▶ **WHAT THE TASK REQUIRES**: Transcribe the whole listing below without changing a word, but leave out every image.

▶ **INFORMATION PROVIDED**:

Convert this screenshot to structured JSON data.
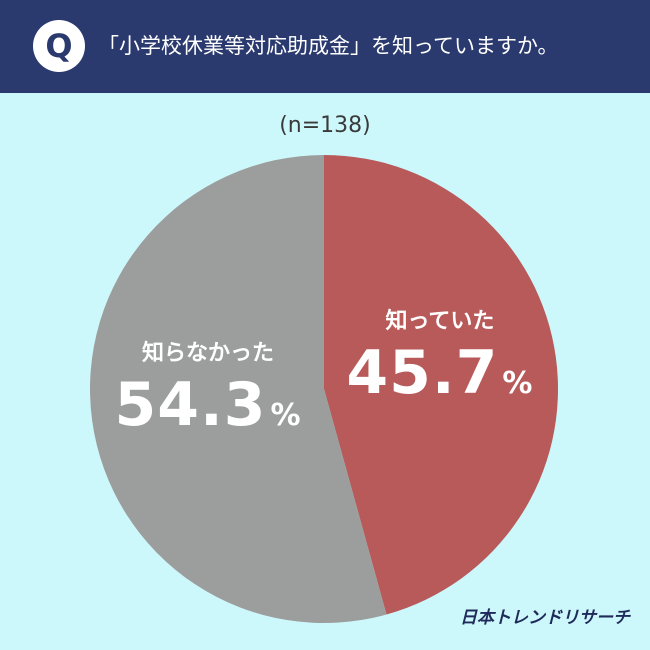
{
  "header": {
    "badge": "Q",
    "question": "「小学校休業等対応助成金」を知っていますか。"
  },
  "chart_data": {
    "type": "pie",
    "sample_size": "(n=138)",
    "slices": [
      {
        "label": "知っていた",
        "value": 45.7,
        "display": "45.7",
        "color": "#b85a5a"
      },
      {
        "label": "知らなかった",
        "value": 54.3,
        "display": "54.3",
        "color": "#9c9e9e"
      }
    ],
    "percent_sign": "%"
  },
  "footer": {
    "brand": "日本トレンドリサーチ"
  }
}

▶ **THE RESPONSE**:
Convert this screenshot to structured JSON data.
{
  "header": {
    "badge": "Q",
    "question": "「小学校休業等対応助成金」を知っていますか。"
  },
  "chart_data": {
    "type": "pie",
    "sample_size": "(n=138)",
    "slices": [
      {
        "label": "知っていた",
        "value": 45.7,
        "display": "45.7",
        "color": "#b85a5a"
      },
      {
        "label": "知らなかった",
        "value": 54.3,
        "display": "54.3",
        "color": "#9c9e9e"
      }
    ],
    "percent_sign": "%"
  },
  "footer": {
    "brand": "日本トレンドリサーチ"
  }
}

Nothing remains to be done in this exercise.